#### [What you need to do]
Exactly reproduce each entry, leaving out nothing.
— BEGIN —
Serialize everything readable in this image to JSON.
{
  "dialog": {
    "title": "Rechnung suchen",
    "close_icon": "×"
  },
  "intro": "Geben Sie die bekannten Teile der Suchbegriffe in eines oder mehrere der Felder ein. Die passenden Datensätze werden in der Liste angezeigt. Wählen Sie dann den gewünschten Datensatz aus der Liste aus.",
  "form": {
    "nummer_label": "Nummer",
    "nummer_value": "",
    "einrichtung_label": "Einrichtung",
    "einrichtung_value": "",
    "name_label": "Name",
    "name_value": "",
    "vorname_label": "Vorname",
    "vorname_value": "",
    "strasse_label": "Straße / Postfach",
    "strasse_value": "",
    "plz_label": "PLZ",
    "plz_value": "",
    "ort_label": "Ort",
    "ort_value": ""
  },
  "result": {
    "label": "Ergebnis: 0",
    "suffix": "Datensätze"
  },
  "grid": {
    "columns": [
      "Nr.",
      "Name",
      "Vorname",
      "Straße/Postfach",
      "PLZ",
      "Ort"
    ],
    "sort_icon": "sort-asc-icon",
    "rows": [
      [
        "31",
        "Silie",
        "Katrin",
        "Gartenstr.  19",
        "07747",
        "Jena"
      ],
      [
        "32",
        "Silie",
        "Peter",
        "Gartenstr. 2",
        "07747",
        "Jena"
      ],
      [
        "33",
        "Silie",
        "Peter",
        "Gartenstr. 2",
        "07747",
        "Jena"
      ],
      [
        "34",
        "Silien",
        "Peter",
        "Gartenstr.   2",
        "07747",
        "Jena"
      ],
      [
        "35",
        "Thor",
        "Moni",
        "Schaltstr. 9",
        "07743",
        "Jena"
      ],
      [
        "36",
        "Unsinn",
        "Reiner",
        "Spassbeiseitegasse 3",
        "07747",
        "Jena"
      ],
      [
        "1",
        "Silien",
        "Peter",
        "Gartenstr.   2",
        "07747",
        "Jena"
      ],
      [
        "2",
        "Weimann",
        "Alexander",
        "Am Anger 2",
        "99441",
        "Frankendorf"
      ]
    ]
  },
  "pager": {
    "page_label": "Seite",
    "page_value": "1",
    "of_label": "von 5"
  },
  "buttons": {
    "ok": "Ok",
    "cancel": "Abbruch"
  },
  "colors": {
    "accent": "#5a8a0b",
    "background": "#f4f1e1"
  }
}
— END —
#### [Result of this task]
Serialize everything readable in this image to JSON.
{
  "dialog": {
    "title": "Rechnung suchen",
    "close_icon": "×"
  },
  "intro": "Geben Sie die bekannten Teile der Suchbegriffe in eines oder mehrere der Felder ein. Die passenden Datensätze werden in der Liste angezeigt. Wählen Sie dann den gewünschten Datensatz aus der Liste aus.",
  "form": {
    "nummer_label": "Nummer",
    "nummer_value": "",
    "einrichtung_label": "Einrichtung",
    "einrichtung_value": "",
    "name_label": "Name",
    "name_value": "",
    "vorname_label": "Vorname",
    "vorname_value": "",
    "strasse_label": "Straße / Postfach",
    "strasse_value": "",
    "plz_label": "PLZ",
    "plz_value": "",
    "ort_label": "Ort",
    "ort_value": ""
  },
  "result": {
    "label": "Ergebnis: 0",
    "suffix": "Datensätze"
  },
  "grid": {
    "columns": [
      "Nr.",
      "Name",
      "Vorname",
      "Straße/Postfach",
      "PLZ",
      "Ort"
    ],
    "sort_icon": "sort-asc-icon",
    "rows": [
      [
        "31",
        "Silie",
        "Katrin",
        "Gartenstr.  19",
        "07747",
        "Jena"
      ],
      [
        "32",
        "Silie",
        "Peter",
        "Gartenstr. 2",
        "07747",
        "Jena"
      ],
      [
        "33",
        "Silie",
        "Peter",
        "Gartenstr. 2",
        "07747",
        "Jena"
      ],
      [
        "34",
        "Silien",
        "Peter",
        "Gartenstr.   2",
        "07747",
        "Jena"
      ],
      [
        "35",
        "Thor",
        "Moni",
        "Schaltstr. 9",
        "07743",
        "Jena"
      ],
      [
        "36",
        "Unsinn",
        "Reiner",
        "Spassbeiseitegasse 3",
        "07747",
        "Jena"
      ],
      [
        "1",
        "Silien",
        "Peter",
        "Gartenstr.   2",
        "07747",
        "Jena"
      ],
      [
        "2",
        "Weimann",
        "Alexander",
        "Am Anger 2",
        "99441",
        "Frankendorf"
      ]
    ]
  },
  "pager": {
    "page_label": "Seite",
    "page_value": "1",
    "of_label": "von 5"
  },
  "buttons": {
    "ok": "Ok",
    "cancel": "Abbruch"
  },
  "colors": {
    "accent": "#5a8a0b",
    "background": "#f4f1e1"
  }
}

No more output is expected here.